Dataset records |
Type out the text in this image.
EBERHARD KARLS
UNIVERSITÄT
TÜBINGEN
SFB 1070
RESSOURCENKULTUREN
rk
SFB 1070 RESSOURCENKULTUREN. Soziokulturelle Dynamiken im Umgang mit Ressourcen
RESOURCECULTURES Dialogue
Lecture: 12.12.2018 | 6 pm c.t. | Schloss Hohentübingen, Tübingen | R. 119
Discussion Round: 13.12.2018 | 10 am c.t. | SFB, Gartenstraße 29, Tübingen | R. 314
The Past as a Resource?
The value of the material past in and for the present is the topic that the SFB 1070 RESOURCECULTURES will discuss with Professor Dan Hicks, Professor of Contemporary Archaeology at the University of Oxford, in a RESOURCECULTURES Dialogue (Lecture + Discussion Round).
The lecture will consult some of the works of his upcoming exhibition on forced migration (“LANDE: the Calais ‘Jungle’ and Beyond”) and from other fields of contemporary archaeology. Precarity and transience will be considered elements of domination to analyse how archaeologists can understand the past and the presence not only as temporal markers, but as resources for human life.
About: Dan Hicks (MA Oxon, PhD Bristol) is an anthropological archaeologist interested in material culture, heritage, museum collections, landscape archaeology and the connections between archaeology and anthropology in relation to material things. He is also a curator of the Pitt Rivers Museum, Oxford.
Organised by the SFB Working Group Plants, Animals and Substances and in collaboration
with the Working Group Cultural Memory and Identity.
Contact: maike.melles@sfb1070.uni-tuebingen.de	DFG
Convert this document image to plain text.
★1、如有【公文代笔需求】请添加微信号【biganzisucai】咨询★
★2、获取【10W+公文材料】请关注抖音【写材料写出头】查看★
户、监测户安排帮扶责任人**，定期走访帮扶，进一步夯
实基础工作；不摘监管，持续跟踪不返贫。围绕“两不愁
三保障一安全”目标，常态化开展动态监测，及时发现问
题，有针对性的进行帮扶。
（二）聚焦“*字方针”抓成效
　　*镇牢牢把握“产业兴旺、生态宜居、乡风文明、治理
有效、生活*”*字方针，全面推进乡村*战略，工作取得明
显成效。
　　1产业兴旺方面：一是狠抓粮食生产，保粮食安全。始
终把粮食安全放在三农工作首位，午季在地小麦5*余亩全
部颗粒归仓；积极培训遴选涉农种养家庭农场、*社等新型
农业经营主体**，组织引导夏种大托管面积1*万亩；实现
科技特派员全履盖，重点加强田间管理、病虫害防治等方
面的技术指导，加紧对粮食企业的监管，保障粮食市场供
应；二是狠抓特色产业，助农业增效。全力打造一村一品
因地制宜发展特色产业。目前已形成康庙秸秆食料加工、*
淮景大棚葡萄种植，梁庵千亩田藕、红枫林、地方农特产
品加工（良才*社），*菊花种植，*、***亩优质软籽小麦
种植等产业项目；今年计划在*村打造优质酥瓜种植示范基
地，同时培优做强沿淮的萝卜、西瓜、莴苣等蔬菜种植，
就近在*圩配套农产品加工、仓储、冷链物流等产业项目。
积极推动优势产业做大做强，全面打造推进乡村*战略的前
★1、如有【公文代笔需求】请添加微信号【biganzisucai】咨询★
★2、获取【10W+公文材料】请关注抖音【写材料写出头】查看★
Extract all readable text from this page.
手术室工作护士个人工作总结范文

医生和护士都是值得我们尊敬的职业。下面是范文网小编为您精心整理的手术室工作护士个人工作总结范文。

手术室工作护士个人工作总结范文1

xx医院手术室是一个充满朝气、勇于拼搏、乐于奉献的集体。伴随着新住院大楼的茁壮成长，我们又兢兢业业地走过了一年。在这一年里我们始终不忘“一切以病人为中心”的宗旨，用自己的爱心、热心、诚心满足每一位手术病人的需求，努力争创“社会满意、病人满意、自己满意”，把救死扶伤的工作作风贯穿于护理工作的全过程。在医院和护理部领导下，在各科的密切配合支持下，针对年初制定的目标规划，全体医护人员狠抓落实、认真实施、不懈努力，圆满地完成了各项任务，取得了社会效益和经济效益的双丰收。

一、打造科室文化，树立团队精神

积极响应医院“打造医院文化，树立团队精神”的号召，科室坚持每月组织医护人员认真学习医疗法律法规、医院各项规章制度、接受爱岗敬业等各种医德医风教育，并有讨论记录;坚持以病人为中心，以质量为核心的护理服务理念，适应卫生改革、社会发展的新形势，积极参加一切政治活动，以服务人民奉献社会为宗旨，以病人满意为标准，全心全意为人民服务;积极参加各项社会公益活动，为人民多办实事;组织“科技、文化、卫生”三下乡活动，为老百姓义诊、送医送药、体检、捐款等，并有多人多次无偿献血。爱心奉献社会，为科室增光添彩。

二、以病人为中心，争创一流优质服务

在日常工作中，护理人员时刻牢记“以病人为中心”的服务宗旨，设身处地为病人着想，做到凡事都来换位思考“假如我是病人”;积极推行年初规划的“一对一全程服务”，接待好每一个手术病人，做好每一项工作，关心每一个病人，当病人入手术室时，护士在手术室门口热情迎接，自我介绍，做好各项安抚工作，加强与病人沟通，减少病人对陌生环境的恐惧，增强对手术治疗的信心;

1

Problem | Every line above should be printed again exactly as it stands.

Written reply |
Type out the text in this image.
EBERHARD KARLS
UNIVERSITÄT
TÜBINGEN
SFB 1070
RESSOURCENKULTUREN
rk
SFB 1070 RESSOURCENKULTUREN. Soziokulturelle Dynamiken im Umgang mit Ressourcen
RESOURCECULTURES Dialogue
Lecture: 12.12.2018 | 6 pm c.t. | Schloss Hohentübingen, Tübingen | R. 119
Discussion Round: 13.12.2018 | 10 am c.t. | SFB, Gartenstraße 29, Tübingen | R. 314
The Past as a Resource?
The value of the material past in and for the present is the topic that the SFB 1070 RESOURCECULTURES will discuss with Professor Dan Hicks, Professor of Contemporary Archaeology at the University of Oxford, in a RESOURCECULTURES Dialogue (Lecture + Discussion Round).
The lecture will consult some of the works of his upcoming exhibition on forced migration (“LANDE: the Calais ‘Jungle’ and Beyond”) and from other fields of contemporary archaeology. Precarity and transience will be considered elements of domination to analyse how archaeologists can understand the past and the presence not only as temporal markers, but as resources for human life.
About: Dan Hicks (MA Oxon, PhD Bristol) is an anthropological archaeologist interested in material culture, heritage, museum collections, landscape archaeology and the connections between archaeology and anthropology in relation to material things. He is also a curator of the Pitt Rivers Museum, Oxford.
Organised by the SFB Working Group Plants, Animals and Substances and in collaboration
with the Working Group Cultural Memory and Identity.
Contact: maike.melles@sfb1070.uni-tuebingen.de	DFG
Convert this document image to plain text.
★1、如有【公文代笔需求】请添加微信号【biganzisucai】咨询★
★2、获取【10W+公文材料】请关注抖音【写材料写出头】查看★
户、监测户安排帮扶责任人**，定期走访帮扶，进一步夯
实基础工作；不摘监管，持续跟踪不返贫。围绕“两不愁
三保障一安全”目标，常态化开展动态监测，及时发现问
题，有针对性的进行帮扶。
（二）聚焦“*字方针”抓成效
　　*镇牢牢把握“产业兴旺、生态宜居、乡风文明、治理
有效、生活*”*字方针，全面推进乡村*战略，工作取得明
显成效。
　　1产业兴旺方面：一是狠抓粮食生产，保粮食安全。始
终把粮食安全放在三农工作首位，午季在地小麦5*余亩全
部颗粒归仓；积极培训遴选涉农种养家庭农场、*社等新型
农业经营主体**，组织引导夏种大托管面积1*万亩；实现
科技特派员全履盖，重点加强田间管理、病虫害防治等方
面的技术指导，加紧对粮食企业的监管，保障粮食市场供
应；二是狠抓特色产业，助农业增效。全力打造一村一品
因地制宜发展特色产业。目前已形成康庙秸秆食料加工、*
淮景大棚葡萄种植，梁庵千亩田藕、红枫林、地方农特产
品加工（良才*社），*菊花种植，*、***亩优质软籽小麦
种植等产业项目；今年计划在*村打造优质酥瓜种植示范基
地，同时培优做强沿淮的萝卜、西瓜、莴苣等蔬菜种植，
就近在*圩配套农产品加工、仓储、冷链物流等产业项目。
积极推动优势产业做大做强，全面打造推进乡村*战略的前
★1、如有【公文代笔需求】请添加微信号【biganzisucai】咨询★
★2、获取【10W+公文材料】请关注抖音【写材料写出头】查看★
Extract all readable text from this page.
手术室工作护士个人工作总结范文

医生和护士都是值得我们尊敬的职业。下面是范文网小编为您精心整理的手术室工作护士个人工作总结范文。

手术室工作护士个人工作总结范文1

xx医院手术室是一个充满朝气、勇于拼搏、乐于奉献的集体。伴随着新住院大楼的茁壮成长，我们又兢兢业业地走过了一年。在这一年里我们始终不忘“一切以病人为中心”的宗旨，用自己的爱心、热心、诚心满足每一位手术病人的需求，努力争创“社会满意、病人满意、自己满意”，把救死扶伤的工作作风贯穿于护理工作的全过程。在医院和护理部领导下，在各科的密切配合支持下，针对年初制定的目标规划，全体医护人员狠抓落实、认真实施、不懈努力，圆满地完成了各项任务，取得了社会效益和经济效益的双丰收。

一、打造科室文化，树立团队精神

积极响应医院“打造医院文化，树立团队精神”的号召，科室坚持每月组织医护人员认真学习医疗法律法规、医院各项规章制度、接受爱岗敬业等各种医德医风教育，并有讨论记录;坚持以病人为中心，以质量为核心的护理服务理念，适应卫生改革、社会发展的新形势，积极参加一切政治活动，以服务人民奉献社会为宗旨，以病人满意为标准，全心全意为人民服务;积极参加各项社会公益活动，为人民多办实事;组织“科技、文化、卫生”三下乡活动，为老百姓义诊、送医送药、体检、捐款等，并有多人多次无偿献血。爱心奉献社会，为科室增光添彩。

二、以病人为中心，争创一流优质服务

在日常工作中，护理人员时刻牢记“以病人为中心”的服务宗旨，设身处地为病人着想，做到凡事都来换位思考“假如我是病人”;积极推行年初规划的“一对一全程服务”，接待好每一个手术病人，做好每一项工作，关心每一个病人，当病人入手术室时，护士在手术室门口热情迎接，自我介绍，做好各项安抚工作，加强与病人沟通，减少病人对陌生环境的恐惧，增强对手术治疗的信心;

1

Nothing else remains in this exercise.